■ **Given data**:
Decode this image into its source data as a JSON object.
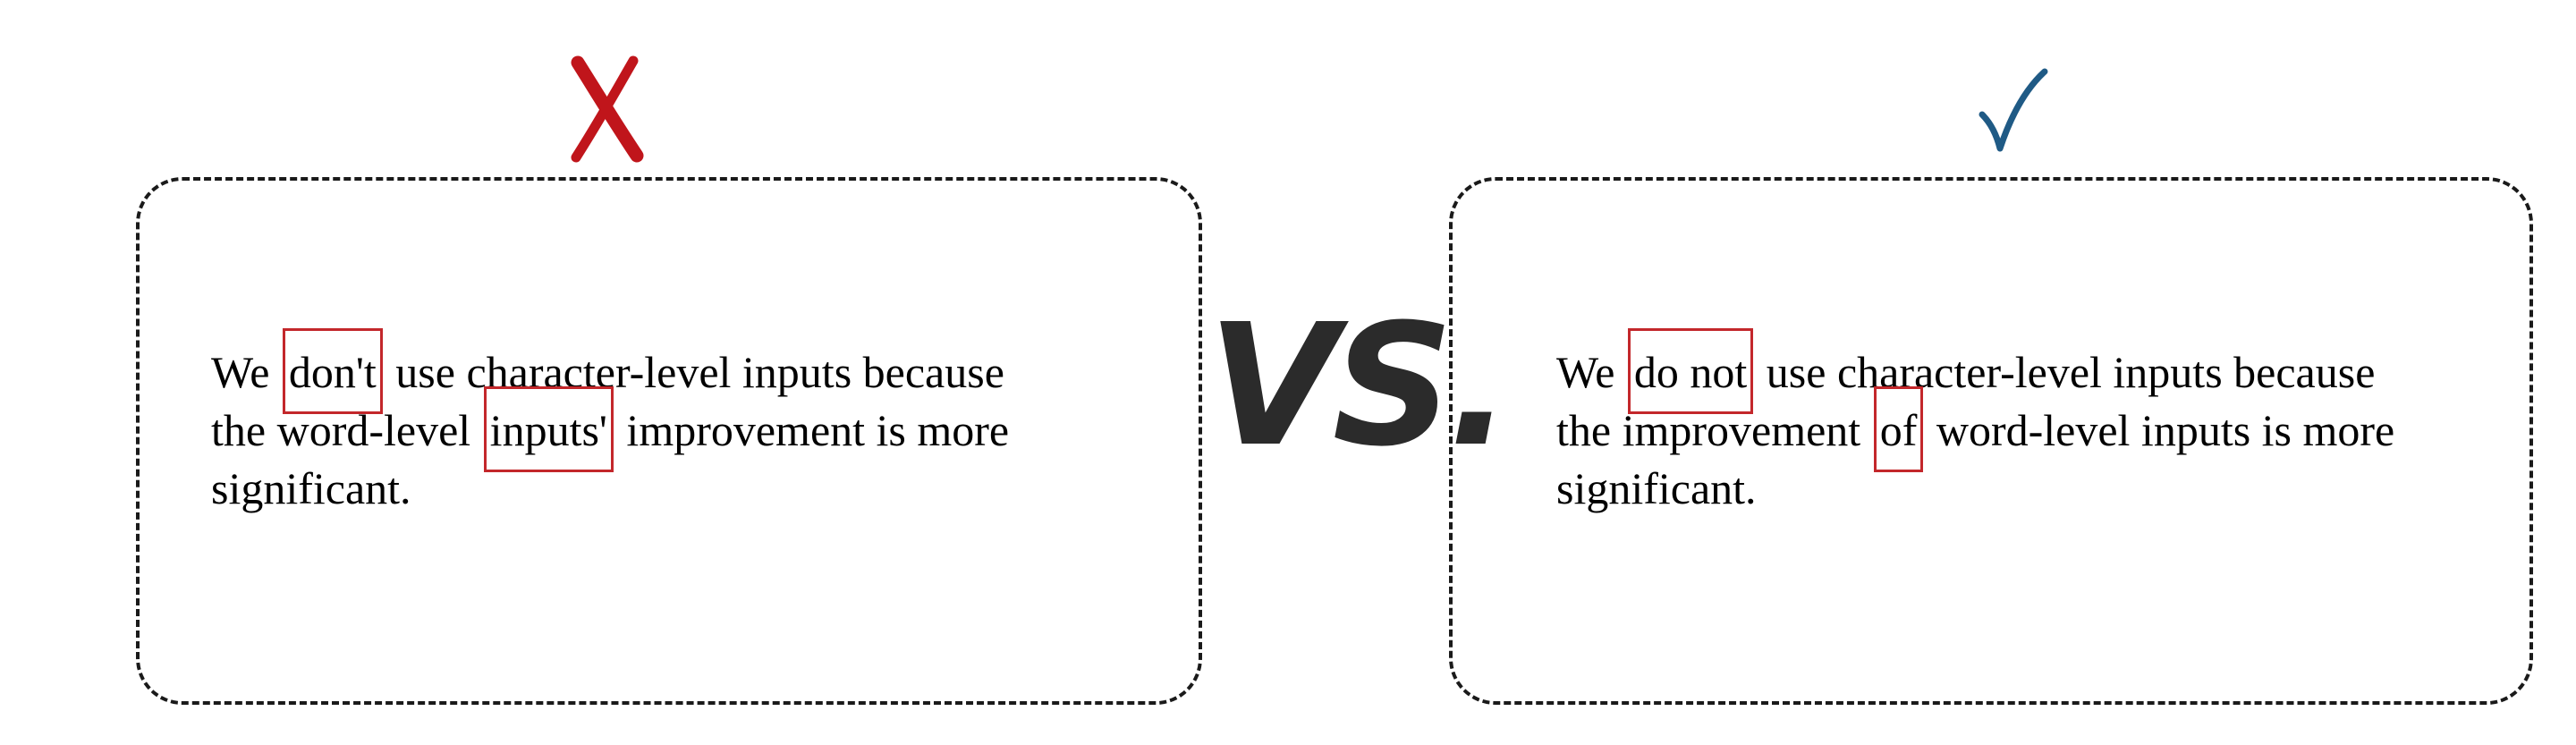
{
  "colors": {
    "cross": "#c0151b",
    "check": "#1f5a85",
    "highlight_box": "#c3272b",
    "vs_text": "#2b2b2b"
  },
  "left_example": {
    "verdict_icon": "cross-mark-icon",
    "line1": {
      "before": "We",
      "highlight": "don't",
      "after": "use character-level inputs because"
    },
    "line2": {
      "before": "the word-level",
      "highlight": "inputs'",
      "after": "improvement is more"
    },
    "line3": "significant."
  },
  "separator": {
    "label": "VS."
  },
  "right_example": {
    "verdict_icon": "check-mark-icon",
    "line1": {
      "before": "We",
      "highlight": "do not",
      "after": "use character-level inputs because"
    },
    "line2": {
      "before": "the improvement",
      "highlight": "of",
      "after": "word-level inputs is more"
    },
    "line3": "significant."
  }
}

■ **What to do**: Reproduce the records above exactly, leaving out every picture they contain.

■ **Exercise output**:
Decode this image into its source data as a JSON object.
{
  "colors": {
    "cross": "#c0151b",
    "check": "#1f5a85",
    "highlight_box": "#c3272b",
    "vs_text": "#2b2b2b"
  },
  "left_example": {
    "verdict_icon": "cross-mark-icon",
    "line1": {
      "before": "We",
      "highlight": "don't",
      "after": "use character-level inputs because"
    },
    "line2": {
      "before": "the word-level",
      "highlight": "inputs'",
      "after": "improvement is more"
    },
    "line3": "significant."
  },
  "separator": {
    "label": "VS."
  },
  "right_example": {
    "verdict_icon": "check-mark-icon",
    "line1": {
      "before": "We",
      "highlight": "do not",
      "after": "use character-level inputs because"
    },
    "line2": {
      "before": "the improvement",
      "highlight": "of",
      "after": "word-level inputs is more"
    },
    "line3": "significant."
  }
}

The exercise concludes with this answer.